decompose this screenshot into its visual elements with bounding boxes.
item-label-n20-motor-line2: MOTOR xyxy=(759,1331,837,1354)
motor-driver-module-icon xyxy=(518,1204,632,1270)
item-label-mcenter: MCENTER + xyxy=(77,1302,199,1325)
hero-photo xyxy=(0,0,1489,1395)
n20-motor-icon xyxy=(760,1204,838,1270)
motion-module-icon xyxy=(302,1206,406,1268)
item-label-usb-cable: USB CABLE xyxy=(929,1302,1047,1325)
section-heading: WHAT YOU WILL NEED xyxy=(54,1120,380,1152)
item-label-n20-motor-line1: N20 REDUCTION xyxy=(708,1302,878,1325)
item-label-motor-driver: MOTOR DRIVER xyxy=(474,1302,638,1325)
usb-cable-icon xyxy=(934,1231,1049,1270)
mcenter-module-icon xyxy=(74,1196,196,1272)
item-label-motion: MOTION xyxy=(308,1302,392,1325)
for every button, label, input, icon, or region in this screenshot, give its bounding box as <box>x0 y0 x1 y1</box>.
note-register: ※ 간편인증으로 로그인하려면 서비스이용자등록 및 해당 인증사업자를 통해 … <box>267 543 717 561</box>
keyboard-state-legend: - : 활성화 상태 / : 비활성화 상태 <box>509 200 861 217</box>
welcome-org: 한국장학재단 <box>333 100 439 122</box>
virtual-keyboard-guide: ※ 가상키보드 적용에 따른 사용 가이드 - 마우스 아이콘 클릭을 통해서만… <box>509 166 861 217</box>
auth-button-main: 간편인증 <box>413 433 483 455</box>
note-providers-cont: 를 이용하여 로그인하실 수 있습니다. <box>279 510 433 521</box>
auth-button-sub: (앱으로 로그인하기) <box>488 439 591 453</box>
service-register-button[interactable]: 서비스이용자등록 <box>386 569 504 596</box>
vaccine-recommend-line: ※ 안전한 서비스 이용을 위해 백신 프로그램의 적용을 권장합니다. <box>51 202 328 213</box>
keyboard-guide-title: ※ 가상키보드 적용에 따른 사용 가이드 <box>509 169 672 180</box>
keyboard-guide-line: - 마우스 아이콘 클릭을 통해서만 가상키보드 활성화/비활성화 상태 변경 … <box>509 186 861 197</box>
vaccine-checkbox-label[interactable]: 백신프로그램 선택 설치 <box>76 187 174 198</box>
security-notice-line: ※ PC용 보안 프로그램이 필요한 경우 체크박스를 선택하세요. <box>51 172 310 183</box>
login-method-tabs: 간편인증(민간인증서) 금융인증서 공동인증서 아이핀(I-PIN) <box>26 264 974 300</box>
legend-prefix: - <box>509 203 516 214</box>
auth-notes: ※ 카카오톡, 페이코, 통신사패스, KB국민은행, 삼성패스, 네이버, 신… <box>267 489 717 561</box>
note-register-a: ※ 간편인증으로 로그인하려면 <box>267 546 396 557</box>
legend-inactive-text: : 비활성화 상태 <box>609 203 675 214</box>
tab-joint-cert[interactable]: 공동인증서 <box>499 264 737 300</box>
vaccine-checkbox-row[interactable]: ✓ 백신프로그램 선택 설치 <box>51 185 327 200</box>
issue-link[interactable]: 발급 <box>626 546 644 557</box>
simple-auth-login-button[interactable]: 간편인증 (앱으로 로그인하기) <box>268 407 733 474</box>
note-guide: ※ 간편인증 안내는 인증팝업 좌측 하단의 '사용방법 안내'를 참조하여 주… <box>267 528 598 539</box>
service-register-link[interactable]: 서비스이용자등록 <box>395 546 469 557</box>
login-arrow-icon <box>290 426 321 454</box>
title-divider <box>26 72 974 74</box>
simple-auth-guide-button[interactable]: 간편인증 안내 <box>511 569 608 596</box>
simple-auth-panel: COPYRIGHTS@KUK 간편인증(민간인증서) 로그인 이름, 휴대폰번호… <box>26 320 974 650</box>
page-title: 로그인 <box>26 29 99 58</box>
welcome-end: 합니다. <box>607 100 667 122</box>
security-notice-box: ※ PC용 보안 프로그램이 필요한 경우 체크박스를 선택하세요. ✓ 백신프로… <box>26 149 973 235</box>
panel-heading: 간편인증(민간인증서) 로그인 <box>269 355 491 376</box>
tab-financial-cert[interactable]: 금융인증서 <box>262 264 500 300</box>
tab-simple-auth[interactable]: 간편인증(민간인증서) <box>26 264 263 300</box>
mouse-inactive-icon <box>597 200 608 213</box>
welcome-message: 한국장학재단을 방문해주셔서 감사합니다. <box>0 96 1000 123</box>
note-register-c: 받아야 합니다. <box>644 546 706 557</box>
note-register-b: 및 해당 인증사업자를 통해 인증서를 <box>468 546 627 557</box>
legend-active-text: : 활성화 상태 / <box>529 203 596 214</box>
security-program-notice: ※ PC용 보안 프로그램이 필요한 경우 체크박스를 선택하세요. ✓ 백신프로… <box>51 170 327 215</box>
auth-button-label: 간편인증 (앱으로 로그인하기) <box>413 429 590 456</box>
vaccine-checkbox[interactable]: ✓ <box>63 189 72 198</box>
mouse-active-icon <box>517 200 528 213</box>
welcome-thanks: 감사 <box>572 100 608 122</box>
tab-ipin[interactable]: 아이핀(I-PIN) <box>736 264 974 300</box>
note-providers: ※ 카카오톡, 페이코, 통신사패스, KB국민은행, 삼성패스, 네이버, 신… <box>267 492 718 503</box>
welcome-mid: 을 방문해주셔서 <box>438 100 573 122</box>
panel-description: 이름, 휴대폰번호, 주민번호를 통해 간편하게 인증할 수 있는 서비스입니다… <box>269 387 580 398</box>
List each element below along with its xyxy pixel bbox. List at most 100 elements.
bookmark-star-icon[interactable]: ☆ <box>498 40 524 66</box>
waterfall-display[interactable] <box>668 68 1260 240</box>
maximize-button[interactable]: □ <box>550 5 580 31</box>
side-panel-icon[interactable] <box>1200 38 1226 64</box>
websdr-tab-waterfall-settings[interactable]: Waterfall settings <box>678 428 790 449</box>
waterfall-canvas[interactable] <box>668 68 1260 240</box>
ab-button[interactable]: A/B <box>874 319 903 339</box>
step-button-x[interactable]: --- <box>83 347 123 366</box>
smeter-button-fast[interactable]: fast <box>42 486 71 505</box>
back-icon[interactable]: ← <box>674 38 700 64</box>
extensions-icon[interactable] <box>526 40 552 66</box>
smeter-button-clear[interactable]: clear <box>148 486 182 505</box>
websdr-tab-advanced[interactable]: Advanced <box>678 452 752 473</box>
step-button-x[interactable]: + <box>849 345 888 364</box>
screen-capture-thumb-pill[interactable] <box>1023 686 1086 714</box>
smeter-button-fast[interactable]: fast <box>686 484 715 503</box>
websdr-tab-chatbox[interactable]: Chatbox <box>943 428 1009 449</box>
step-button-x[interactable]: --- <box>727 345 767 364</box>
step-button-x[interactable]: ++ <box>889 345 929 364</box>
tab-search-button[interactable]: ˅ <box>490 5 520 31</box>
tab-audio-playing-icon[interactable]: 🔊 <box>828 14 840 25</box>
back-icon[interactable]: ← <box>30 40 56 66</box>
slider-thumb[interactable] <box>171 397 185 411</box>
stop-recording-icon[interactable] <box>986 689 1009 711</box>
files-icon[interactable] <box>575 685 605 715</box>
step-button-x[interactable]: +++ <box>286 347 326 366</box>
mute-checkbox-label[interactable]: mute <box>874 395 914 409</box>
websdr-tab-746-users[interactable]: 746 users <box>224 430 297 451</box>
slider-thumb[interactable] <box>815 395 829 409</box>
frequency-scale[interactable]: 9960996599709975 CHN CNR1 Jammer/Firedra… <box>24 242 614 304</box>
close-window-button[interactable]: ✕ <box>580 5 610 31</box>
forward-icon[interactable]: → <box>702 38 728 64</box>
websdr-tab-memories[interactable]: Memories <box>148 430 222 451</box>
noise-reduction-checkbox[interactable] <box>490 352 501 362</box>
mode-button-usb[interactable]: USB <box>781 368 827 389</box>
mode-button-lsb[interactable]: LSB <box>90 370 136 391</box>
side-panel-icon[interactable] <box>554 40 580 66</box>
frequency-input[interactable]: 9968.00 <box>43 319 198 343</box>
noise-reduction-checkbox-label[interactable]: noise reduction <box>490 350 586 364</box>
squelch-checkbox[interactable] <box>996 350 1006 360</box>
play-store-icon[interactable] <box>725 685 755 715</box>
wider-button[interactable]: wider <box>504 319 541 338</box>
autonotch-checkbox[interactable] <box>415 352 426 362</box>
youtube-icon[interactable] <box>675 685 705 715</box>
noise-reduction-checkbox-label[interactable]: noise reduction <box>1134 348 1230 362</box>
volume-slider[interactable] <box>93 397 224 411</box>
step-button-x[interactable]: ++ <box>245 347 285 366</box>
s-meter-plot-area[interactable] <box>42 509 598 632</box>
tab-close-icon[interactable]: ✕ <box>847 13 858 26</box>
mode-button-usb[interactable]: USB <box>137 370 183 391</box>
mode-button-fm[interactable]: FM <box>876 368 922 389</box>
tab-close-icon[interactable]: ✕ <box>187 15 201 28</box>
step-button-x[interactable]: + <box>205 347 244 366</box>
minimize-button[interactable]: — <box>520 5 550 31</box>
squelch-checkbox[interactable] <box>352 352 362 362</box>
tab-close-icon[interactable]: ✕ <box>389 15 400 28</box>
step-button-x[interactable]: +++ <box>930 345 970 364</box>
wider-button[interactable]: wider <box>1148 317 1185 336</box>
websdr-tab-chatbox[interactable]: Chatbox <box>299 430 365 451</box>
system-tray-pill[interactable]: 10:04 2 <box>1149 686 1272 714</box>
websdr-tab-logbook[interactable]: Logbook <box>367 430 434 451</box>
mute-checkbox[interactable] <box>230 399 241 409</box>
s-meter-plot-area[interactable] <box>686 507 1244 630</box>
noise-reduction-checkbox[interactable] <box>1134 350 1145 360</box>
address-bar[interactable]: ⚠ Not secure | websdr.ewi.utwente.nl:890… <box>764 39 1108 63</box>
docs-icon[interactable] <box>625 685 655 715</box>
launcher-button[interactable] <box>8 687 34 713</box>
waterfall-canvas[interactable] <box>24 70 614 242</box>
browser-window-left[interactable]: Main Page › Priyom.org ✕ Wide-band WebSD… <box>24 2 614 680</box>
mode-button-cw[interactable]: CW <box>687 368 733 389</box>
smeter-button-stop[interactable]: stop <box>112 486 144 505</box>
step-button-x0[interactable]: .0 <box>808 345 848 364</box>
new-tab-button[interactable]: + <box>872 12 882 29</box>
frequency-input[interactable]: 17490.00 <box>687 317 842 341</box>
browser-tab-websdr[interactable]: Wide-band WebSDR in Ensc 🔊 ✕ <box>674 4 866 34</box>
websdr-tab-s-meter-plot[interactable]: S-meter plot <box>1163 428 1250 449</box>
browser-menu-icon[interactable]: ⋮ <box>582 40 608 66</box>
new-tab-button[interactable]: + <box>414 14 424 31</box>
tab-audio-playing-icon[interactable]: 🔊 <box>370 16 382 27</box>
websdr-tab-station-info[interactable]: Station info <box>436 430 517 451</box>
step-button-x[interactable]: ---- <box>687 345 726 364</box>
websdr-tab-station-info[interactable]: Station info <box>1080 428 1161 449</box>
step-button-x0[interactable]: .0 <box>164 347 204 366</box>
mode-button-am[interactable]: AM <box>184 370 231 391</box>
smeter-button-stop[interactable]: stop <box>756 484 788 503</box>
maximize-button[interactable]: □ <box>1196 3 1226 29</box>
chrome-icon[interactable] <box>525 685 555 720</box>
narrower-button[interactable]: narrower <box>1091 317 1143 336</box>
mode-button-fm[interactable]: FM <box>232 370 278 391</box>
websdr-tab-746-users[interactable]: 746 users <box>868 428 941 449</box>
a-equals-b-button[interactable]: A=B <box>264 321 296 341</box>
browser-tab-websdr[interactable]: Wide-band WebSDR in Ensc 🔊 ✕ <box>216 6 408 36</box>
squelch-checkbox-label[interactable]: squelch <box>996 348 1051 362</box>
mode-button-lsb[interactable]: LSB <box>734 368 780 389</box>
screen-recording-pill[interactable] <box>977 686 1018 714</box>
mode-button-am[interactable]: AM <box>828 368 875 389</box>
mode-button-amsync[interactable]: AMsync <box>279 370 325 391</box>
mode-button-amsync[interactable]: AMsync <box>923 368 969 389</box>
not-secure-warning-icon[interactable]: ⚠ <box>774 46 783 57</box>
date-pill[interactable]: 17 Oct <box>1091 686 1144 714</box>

• • • •

Gather every line in the listing above that contains the string "공동인증서" and copy each one in full.

◆ Result of the task
login-method-tabs: 간편인증(민간인증서) 금융인증서 공동인증서 아이핀(I-PIN) <box>26 264 974 300</box>
tab-joint-cert[interactable]: 공동인증서 <box>499 264 737 300</box>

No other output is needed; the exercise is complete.